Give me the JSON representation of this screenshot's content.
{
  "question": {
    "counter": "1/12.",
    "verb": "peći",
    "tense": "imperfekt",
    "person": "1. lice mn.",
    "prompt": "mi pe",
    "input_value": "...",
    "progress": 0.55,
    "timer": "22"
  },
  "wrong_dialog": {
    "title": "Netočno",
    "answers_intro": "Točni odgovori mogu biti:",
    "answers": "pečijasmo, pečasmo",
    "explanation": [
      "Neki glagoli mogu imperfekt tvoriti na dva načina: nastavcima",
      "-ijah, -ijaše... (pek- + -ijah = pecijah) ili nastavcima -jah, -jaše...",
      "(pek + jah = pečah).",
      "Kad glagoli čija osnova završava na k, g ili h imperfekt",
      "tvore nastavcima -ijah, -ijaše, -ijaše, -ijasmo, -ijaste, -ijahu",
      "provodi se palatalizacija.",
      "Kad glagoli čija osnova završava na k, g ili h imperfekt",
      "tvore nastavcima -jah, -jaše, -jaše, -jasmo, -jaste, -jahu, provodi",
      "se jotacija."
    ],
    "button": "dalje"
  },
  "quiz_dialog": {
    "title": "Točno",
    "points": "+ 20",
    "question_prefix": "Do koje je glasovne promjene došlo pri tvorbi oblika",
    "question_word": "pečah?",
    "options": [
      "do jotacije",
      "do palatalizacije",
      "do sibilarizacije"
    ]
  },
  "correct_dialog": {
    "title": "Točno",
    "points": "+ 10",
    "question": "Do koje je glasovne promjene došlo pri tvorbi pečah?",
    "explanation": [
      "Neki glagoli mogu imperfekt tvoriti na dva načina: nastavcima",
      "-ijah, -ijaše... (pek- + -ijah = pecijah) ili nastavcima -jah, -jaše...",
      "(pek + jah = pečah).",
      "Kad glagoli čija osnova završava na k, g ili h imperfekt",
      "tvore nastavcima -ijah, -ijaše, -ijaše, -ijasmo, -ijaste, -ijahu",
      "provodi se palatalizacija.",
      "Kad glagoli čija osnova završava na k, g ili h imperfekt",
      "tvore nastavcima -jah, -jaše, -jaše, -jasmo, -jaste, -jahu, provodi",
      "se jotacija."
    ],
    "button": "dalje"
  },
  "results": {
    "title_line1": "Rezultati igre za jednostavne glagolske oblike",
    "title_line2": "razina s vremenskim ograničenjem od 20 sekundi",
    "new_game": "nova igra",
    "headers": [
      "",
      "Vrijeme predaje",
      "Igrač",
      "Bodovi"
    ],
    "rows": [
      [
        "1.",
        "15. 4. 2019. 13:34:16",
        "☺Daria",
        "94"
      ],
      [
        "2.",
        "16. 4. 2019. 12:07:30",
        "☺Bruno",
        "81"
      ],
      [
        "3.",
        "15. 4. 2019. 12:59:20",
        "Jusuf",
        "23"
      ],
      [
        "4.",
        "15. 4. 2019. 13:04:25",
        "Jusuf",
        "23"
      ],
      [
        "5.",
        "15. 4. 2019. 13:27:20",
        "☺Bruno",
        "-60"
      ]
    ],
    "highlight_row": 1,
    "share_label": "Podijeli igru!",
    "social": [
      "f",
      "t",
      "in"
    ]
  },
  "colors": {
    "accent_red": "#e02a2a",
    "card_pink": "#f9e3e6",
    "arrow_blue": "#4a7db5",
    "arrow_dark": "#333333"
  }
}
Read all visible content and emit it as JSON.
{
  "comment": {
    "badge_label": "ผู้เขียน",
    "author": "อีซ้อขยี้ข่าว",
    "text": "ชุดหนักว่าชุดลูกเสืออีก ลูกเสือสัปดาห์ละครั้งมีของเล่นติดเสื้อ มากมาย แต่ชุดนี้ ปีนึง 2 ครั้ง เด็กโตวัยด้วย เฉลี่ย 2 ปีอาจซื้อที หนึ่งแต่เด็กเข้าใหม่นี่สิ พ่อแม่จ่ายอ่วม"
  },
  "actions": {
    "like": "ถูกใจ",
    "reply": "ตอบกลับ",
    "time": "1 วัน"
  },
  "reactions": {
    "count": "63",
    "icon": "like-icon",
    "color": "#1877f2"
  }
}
-----
### Task directions:
Which lines hold the word "pečah"? Return all of them from the records above.

### Task result:
      "(pek + jah = pečah).",
    "question_word": "pečah?",
    "question": "Do koje je glasovne promjene došlo pri tvorbi pečah?",
      "(pek + jah = pečah).",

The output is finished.